DATASET RECORDS
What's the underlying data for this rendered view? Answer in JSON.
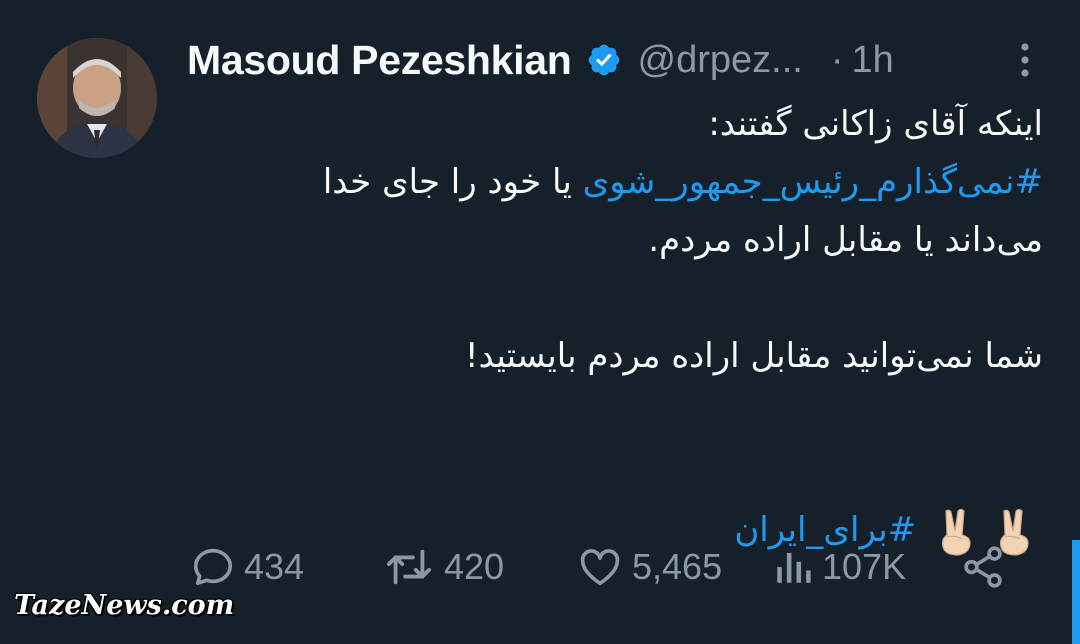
{
  "author": {
    "name": "Masoud Pezeshkian",
    "handle": "@drpez...",
    "separator": "·",
    "time": "1h",
    "verified": true
  },
  "tweet": {
    "line1": "اینکه آقای زاکانی گفتند:",
    "hashtag1": "#نمی‌گذارم_رئیس_جمهور_شوی",
    "line2_tail": " یا خود را جای خدا",
    "line3": "می‌داند یا مقابل اراده مردم.",
    "line4": "شما نمی‌توانید مقابل اراده مردم بایستید!",
    "hashtag2": "#برای_ایران"
  },
  "actions": {
    "replies": "434",
    "retweets": "420",
    "likes": "5,465",
    "views": "107K"
  },
  "icons": {
    "reply": "reply-icon",
    "retweet": "retweet-icon",
    "like": "heart-icon",
    "views": "views-icon",
    "share": "share-icon",
    "more": "more-icon",
    "verified": "verified-badge-icon",
    "victory": "victory-hand-emoji"
  },
  "watermark": "TazeNews.com",
  "colors": {
    "background": "#15202b",
    "accent": "#1d9bf0",
    "secondary_text": "#8b98a5"
  }
}
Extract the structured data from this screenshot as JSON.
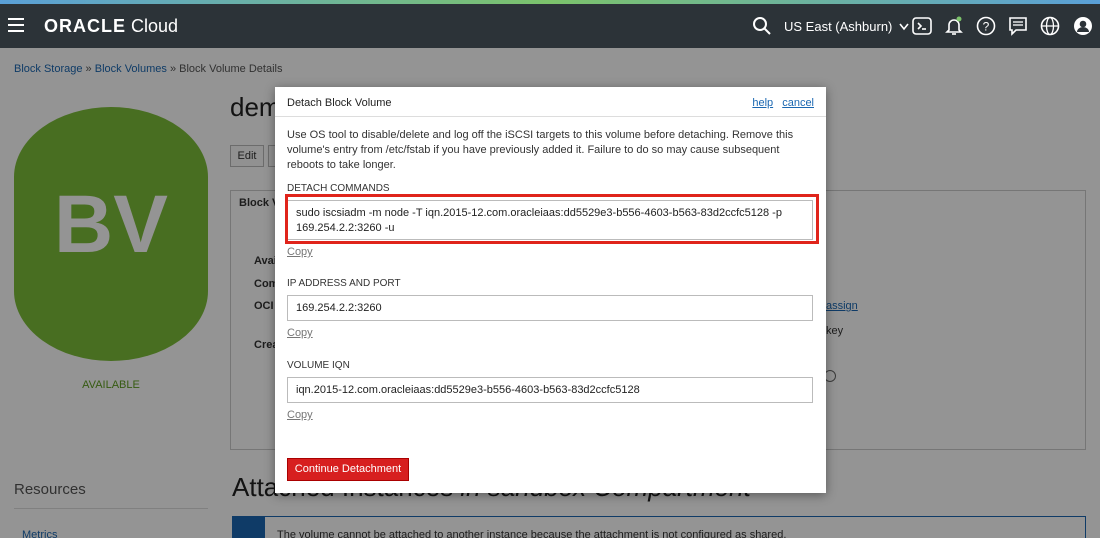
{
  "topbar": {
    "brand_bold": "ORACLE",
    "brand_rest": " Cloud",
    "region": "US East (Ashburn)"
  },
  "breadcrumb": {
    "items": [
      "Block Storage",
      "Block Volumes"
    ],
    "current": "Block Volume Details",
    "separator": "»"
  },
  "volume": {
    "badge": "BV",
    "status": "AVAILABLE",
    "title_partial": "dem",
    "edit_label": "Edit",
    "tab_partial": "Block V",
    "labels_partial": [
      "Avai",
      "Com",
      "OCI",
      "Crea"
    ],
    "assign_partial": "assign",
    "key_partial": "key"
  },
  "resources": {
    "title": "Resources",
    "metrics": "Metrics"
  },
  "attached": {
    "heading_a": "Attached Instances",
    "heading_b": " in sandbox Compartment",
    "notice": "The volume cannot be attached to another instance because the attachment is not configured as shared."
  },
  "dialog": {
    "title": "Detach Block Volume",
    "help": "help",
    "cancel": "cancel",
    "description": "Use OS tool to disable/delete and log off the iSCSI targets to this volume before detaching. Remove this volume's entry from /etc/fstab if you have previously added it. Failure to do so may cause subsequent reboots to take longer.",
    "detach_commands_label": "DETACH COMMANDS",
    "detach_commands": "sudo iscsiadm -m node -T iqn.2015-12.com.oracleiaas:dd5529e3-b556-4603-b563-83d2ccfc5128 -p 169.254.2.2:3260 -u",
    "copy": "Copy",
    "ip_label": "IP ADDRESS AND PORT",
    "ip_value": "169.254.2.2:3260",
    "iqn_label": "VOLUME IQN",
    "iqn_value": "iqn.2015-12.com.oracleiaas:dd5529e3-b556-4603-b563-83d2ccfc5128",
    "continue_label": "Continue Detachment"
  },
  "icons": [
    "hamburger-icon",
    "search-icon",
    "chevron-down-icon",
    "cloud-shell-icon",
    "bell-icon",
    "help-icon",
    "chat-icon",
    "globe-icon",
    "user-icon"
  ]
}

GIVEN INSTRUCTION
Pull out every line in the material above where "from" occurs.

RESPONSE
Extract the structured data from this screenshot as JSON.
    "description": "Use OS tool to disable/delete and log off the iSCSI targets to this volume before detaching. Remove this volume's entry from /etc/fstab if you have previously added it. Failure to do so may cause subsequent reboots to take longer.",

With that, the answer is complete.